Problem description
Gather all lines containing the string "signal" and copy them out.
····················
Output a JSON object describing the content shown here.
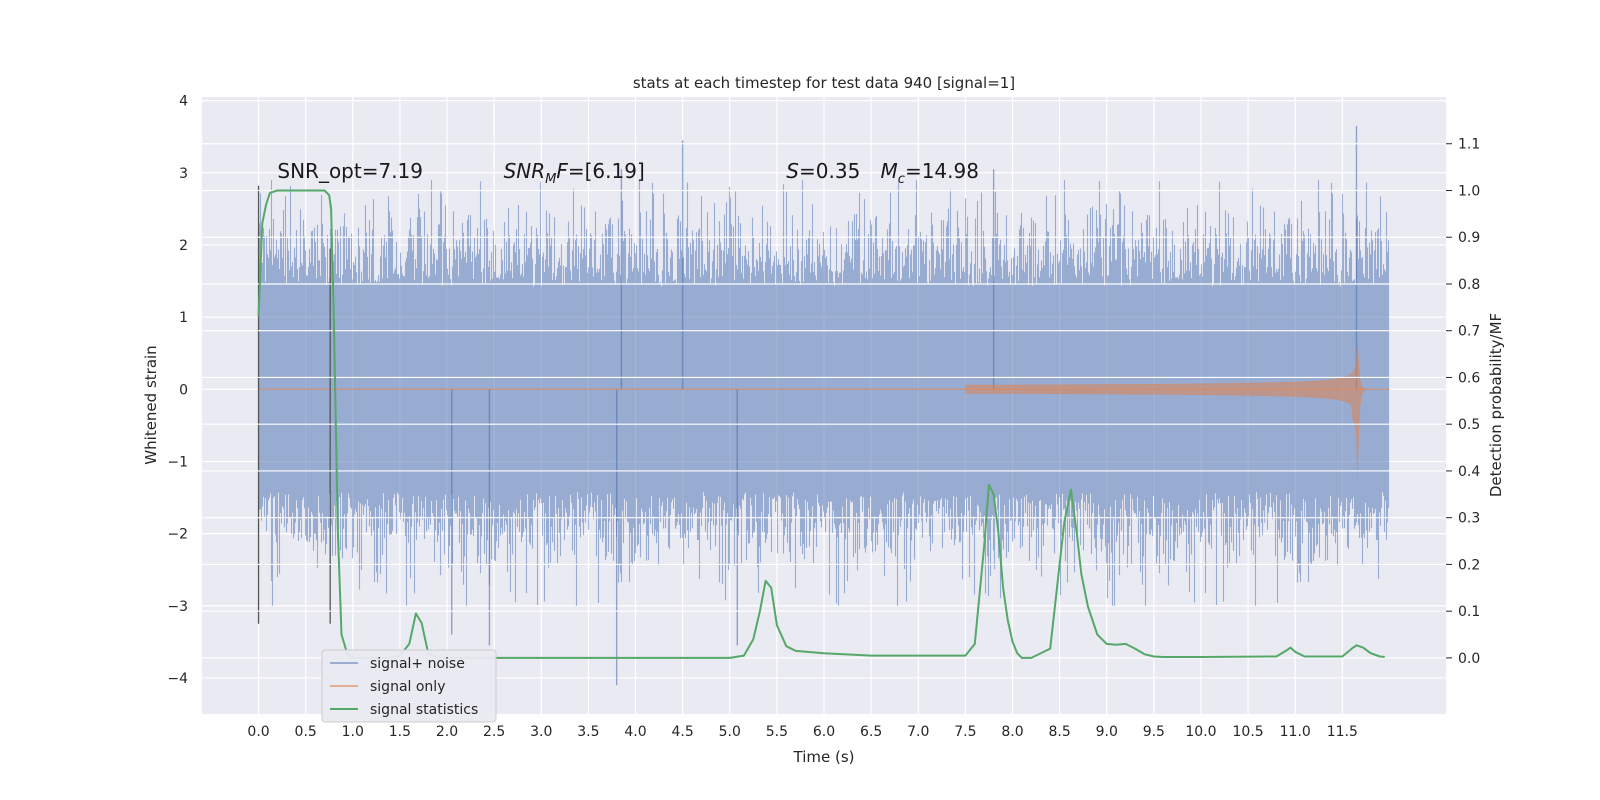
{
  "chart_data": {
    "type": "line",
    "title": "stats at each timestep for test data 940 [signal=1]",
    "xlabel": "Time (s)",
    "ylabel_left": "Whitened strain",
    "ylabel_right": "Detection probability/MF",
    "xlim": [
      -0.6,
      12.6
    ],
    "ylim_left": [
      -4.5,
      4.05
    ],
    "ylim_right": [
      -0.12,
      1.2
    ],
    "x_ticks": [
      0.0,
      0.5,
      1.0,
      1.5,
      2.0,
      2.5,
      3.0,
      3.5,
      4.0,
      4.5,
      5.0,
      5.5,
      6.0,
      6.5,
      7.0,
      7.5,
      8.0,
      8.5,
      9.0,
      9.5,
      10.0,
      10.5,
      11.0,
      11.5
    ],
    "x_tick_labels": [
      "0.0",
      "0.5",
      "1.0",
      "1.5",
      "2.0",
      "2.5",
      "3.0",
      "3.5",
      "4.0",
      "4.5",
      "5.0",
      "5.5",
      "6.0",
      "6.5",
      "7.0",
      "7.5",
      "8.0",
      "8.5",
      "9.0",
      "9.5",
      "10.0",
      "10.5",
      "11.0",
      "11.5"
    ],
    "y_ticks_left": [
      -4,
      -3,
      -2,
      -1,
      0,
      1,
      2,
      3,
      4
    ],
    "y_tick_labels_left": [
      "−4",
      "−3",
      "−2",
      "−1",
      "0",
      "1",
      "2",
      "3",
      "4"
    ],
    "y_ticks_right": [
      0.0,
      0.1,
      0.2,
      0.3,
      0.4,
      0.5,
      0.6,
      0.7,
      0.8,
      0.9,
      1.0,
      1.1
    ],
    "y_tick_labels_right": [
      "0.0",
      "0.1",
      "0.2",
      "0.3",
      "0.4",
      "0.5",
      "0.6",
      "0.7",
      "0.8",
      "0.9",
      "1.0",
      "1.1"
    ],
    "grid": true,
    "legend_position": "bottom-left",
    "annotations": [
      {
        "text": "SNR_opt=7.19",
        "x": 0.2,
        "y": 2.93
      },
      {
        "text": "SNR_MF=[6.19]",
        "x": 2.6,
        "y": 2.93
      },
      {
        "text": "S=0.35",
        "x": 5.6,
        "y": 2.93
      },
      {
        "text": "M_c=14.98",
        "x": 6.6,
        "y": 2.93
      }
    ],
    "vertical_markers": [
      {
        "x": 0.0,
        "y_range": [
          -3.25,
          2.82
        ]
      },
      {
        "x": 0.76,
        "y_range": [
          -3.25,
          1.95
        ]
      }
    ],
    "series": [
      {
        "name": "signal+ noise",
        "axis": "left",
        "color": "#4c72b0",
        "description_type": "noise",
        "x_range": [
          0.0,
          12.0
        ],
        "typical_amplitude": 1.5,
        "outliers": [
          {
            "x": 4.5,
            "y": 3.45
          },
          {
            "x": 11.65,
            "y": 3.65
          },
          {
            "x": 3.8,
            "y": -4.1
          },
          {
            "x": 2.45,
            "y": -3.55
          },
          {
            "x": 5.08,
            "y": -3.55
          },
          {
            "x": 2.05,
            "y": -3.4
          },
          {
            "x": 3.85,
            "y": 3.05
          },
          {
            "x": 7.8,
            "y": 3.05
          }
        ]
      },
      {
        "name": "signal only",
        "axis": "left",
        "color": "#dd8452",
        "description_type": "chirp",
        "x_range": [
          0.0,
          12.0
        ],
        "chirp_start": 7.5,
        "merger_time": 11.65,
        "peak_amplitude": 1.25
      },
      {
        "name": "signal statistics",
        "axis": "right",
        "color": "#55a868",
        "x": [
          0.0,
          0.04,
          0.08,
          0.12,
          0.2,
          0.3,
          0.45,
          0.6,
          0.7,
          0.75,
          0.77,
          0.8,
          0.84,
          0.88,
          0.94,
          1.0,
          1.2,
          1.4,
          1.5,
          1.6,
          1.67,
          1.73,
          1.8,
          1.9,
          2.0,
          3.0,
          4.0,
          5.0,
          5.15,
          5.25,
          5.32,
          5.38,
          5.44,
          5.5,
          5.6,
          5.7,
          6.0,
          6.5,
          7.0,
          7.5,
          7.6,
          7.7,
          7.75,
          7.8,
          7.85,
          7.9,
          7.95,
          8.0,
          8.05,
          8.1,
          8.2,
          8.4,
          8.5,
          8.55,
          8.62,
          8.68,
          8.73,
          8.8,
          8.9,
          9.0,
          9.1,
          9.2,
          9.3,
          9.4,
          9.5,
          9.6,
          10.0,
          10.8,
          10.9,
          10.95,
          11.0,
          11.1,
          11.5,
          11.6,
          11.65,
          11.72,
          11.8,
          11.9,
          11.95
        ],
        "y": [
          0.73,
          0.93,
          0.97,
          0.995,
          1.0,
          1.0,
          1.0,
          1.0,
          1.0,
          0.99,
          0.96,
          0.72,
          0.28,
          0.05,
          0.01,
          0.0,
          0.0,
          0.0,
          0.005,
          0.03,
          0.095,
          0.075,
          0.01,
          0.0,
          0.0,
          0.0,
          0.0,
          0.0,
          0.005,
          0.04,
          0.1,
          0.165,
          0.15,
          0.07,
          0.025,
          0.015,
          0.01,
          0.005,
          0.005,
          0.005,
          0.03,
          0.24,
          0.37,
          0.35,
          0.27,
          0.15,
          0.08,
          0.035,
          0.01,
          0.0,
          0.0,
          0.02,
          0.2,
          0.29,
          0.36,
          0.27,
          0.18,
          0.11,
          0.05,
          0.03,
          0.028,
          0.03,
          0.02,
          0.008,
          0.003,
          0.002,
          0.002,
          0.003,
          0.015,
          0.022,
          0.013,
          0.003,
          0.003,
          0.02,
          0.027,
          0.022,
          0.01,
          0.003,
          0.002
        ]
      }
    ]
  }
}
····················
Answer
    "title": "stats at each timestep for test data 940 [signal=1]",
        "name": "signal+ noise",
        "name": "signal only",
        "name": "signal statistics",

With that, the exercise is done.